§ EXERCISE OBJECTIVE
Go through the listing and return every line with "JSON" in it.

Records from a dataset
########
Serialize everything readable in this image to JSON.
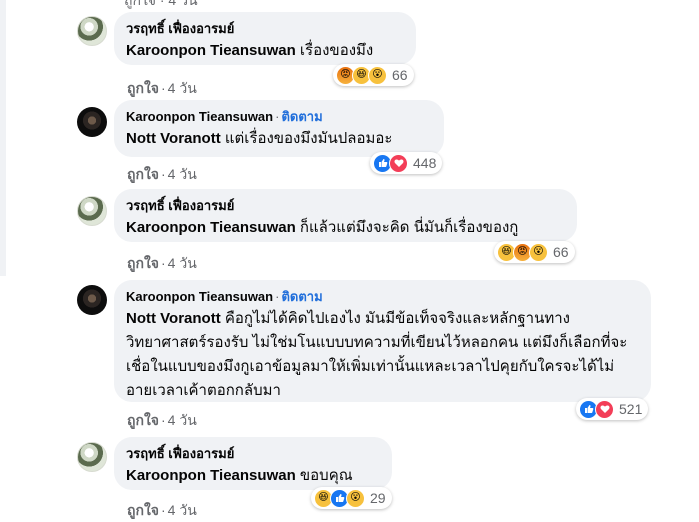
{
  "top_partial": "ถูกใจ · 4 วัน",
  "comments": [
    {
      "author": "วรฤทธิ์ เฟื่องอารมย์",
      "follow": "",
      "mention": "Karoonpon Tieansuwan",
      "text": " เรื่องของมึง",
      "like_label": "ถูกใจ",
      "time": "4 วัน",
      "reactions": [
        "angry-icon",
        "haha-icon",
        "wow-icon"
      ],
      "count": "66"
    },
    {
      "author": "Karoonpon Tieansuwan",
      "follow": "ติดตาม",
      "mention": "Nott Voranott",
      "text": " แต่เรื่องของมึงมันปลอมอะ",
      "like_label": "ถูกใจ",
      "time": "4 วัน",
      "reactions": [
        "like-icon",
        "love-icon"
      ],
      "count": "448"
    },
    {
      "author": "วรฤทธิ์ เฟื่องอารมย์",
      "follow": "",
      "mention": "Karoonpon Tieansuwan",
      "text": " ก็แล้วแต่มึงจะคิด นี่มันก็เรื่องของกู",
      "like_label": "ถูกใจ",
      "time": "4 วัน",
      "reactions": [
        "haha-icon",
        "angry-icon",
        "wow-icon"
      ],
      "count": "66"
    },
    {
      "author": "Karoonpon Tieansuwan",
      "follow": "ติดตาม",
      "mention": "Nott Voranott",
      "text": " คือกูไม่ได้คิดไปเองไง มันมีข้อเท็จจริงและหลักฐานทางวิทยาศาสตร์รองรับ ไม่ใช่มโนแบบบทความที่เขียนไว้หลอกคน แต่มึงก็เลือกที่จะเชื่อในแบบของมึงกูเอาข้อมูลมาให้เพิ่มเท่านั้นแหละเวลาไปคุยกับใครจะได้ไม่อายเวลาเค้าตอกกลับมา",
      "like_label": "ถูกใจ",
      "time": "4 วัน",
      "reactions": [
        "like-icon",
        "love-icon"
      ],
      "count": "521"
    },
    {
      "author": "วรฤทธิ์ เฟื่องอารมย์",
      "follow": "",
      "mention": "Karoonpon Tieansuwan",
      "text": " ขอบคุณ",
      "like_label": "ถูกใจ",
      "time": "4 วัน",
      "reactions": [
        "haha-icon",
        "like-icon",
        "wow-icon"
      ],
      "count": "29"
    }
  ],
  "colors": {
    "bubble": "#f0f2f5",
    "link": "#216fdb",
    "meta": "#65676b",
    "like_blue": "#1877f2",
    "love_red": "#f33e58",
    "yellow": "#f7c13d"
  }
}
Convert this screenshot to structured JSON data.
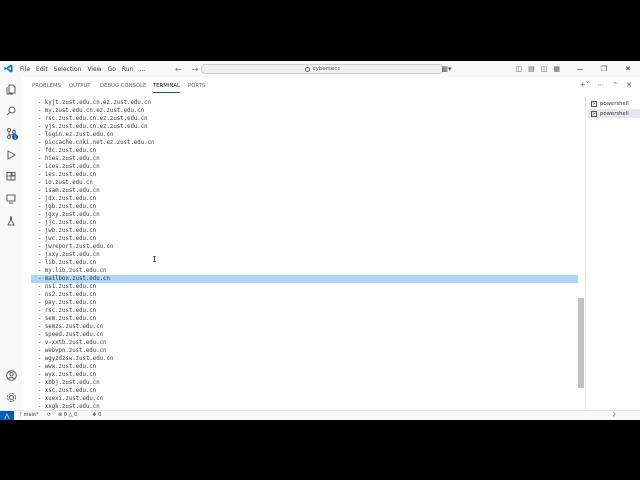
{
  "menu": [
    "File",
    "Edit",
    "Selection",
    "View",
    "Go",
    "Run",
    "…"
  ],
  "search": {
    "text": "cybersecc"
  },
  "panel_tabs": [
    "PROBLEMS",
    "OUTPUT",
    "DEBUG CONSOLE",
    "TERMINAL",
    "PORTS"
  ],
  "active_tab": "TERMINAL",
  "terminal_lines": [
    "- kyjt.zust.edu.cn.ez.zust.edu.cn",
    "- my.zust.edu.cn.ez.zust.edu.cn",
    "- rsc.zust.edu.cn.ez.zust.edu.cn",
    "- yjs.zust.edu.cn.ez.zust.edu.cn",
    "- login.ez.zust.edu.cn",
    "- piccache.cnki.net.ez.zust.edu.cn",
    "- fdc.zust.edu.cn",
    "- hies.zust.edu.cn",
    "- ices.zust.edu.cn",
    "- ies.zust.edu.cn",
    "- io.zust.edu.cn",
    "- isam.zust.edu.cn",
    "- jdx.zust.edu.cn",
    "- jgb.zust.edu.cn",
    "- jgxy.zust.edu.cn",
    "- jjc.zust.edu.cn",
    "- jwb.zust.edu.cn",
    "- jwc.zust.edu.cn",
    "- jwreport.zust.edu.cn",
    "- jxxy.zust.edu.cn",
    "- lib.zust.edu.cn",
    "- my.lib.zust.edu.cn",
    "- mailbox.zust.edu.cn",
    "- ns1.zust.edu.cn",
    "- ns2.zust.edu.cn",
    "- pay.zust.edu.cn",
    "- rsc.zust.edu.cn",
    "- sem.zust.edu.cn",
    "- semzs.zust.edu.cn",
    "- speed.zust.edu.cn",
    "- v-xxtb.zust.edu.cn",
    "- webvpn.zust.edu.cn",
    "- wgyzdzsw.zust.edu.cn",
    "- www.zust.edu.cn",
    "- wyx.zust.edu.cn",
    "- xbbj.zust.edu.cn",
    "- xsc.zust.edu.cn",
    "- xuexi.zust.edu.cn",
    "- xxgk.zust.edu.cn"
  ],
  "highlighted_line_index": 22,
  "terminals": [
    "powershell",
    "powershell"
  ],
  "status": {
    "branch": "main*",
    "errors": "0",
    "warnings": "0",
    "info": "0"
  },
  "colors": {
    "accent": "#005fb8",
    "selection": "#add6ff"
  }
}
########
§ FINISHED ANSWER
Serialize everything readable in this image to JSON.
Convert this screenshot to structured JSON data.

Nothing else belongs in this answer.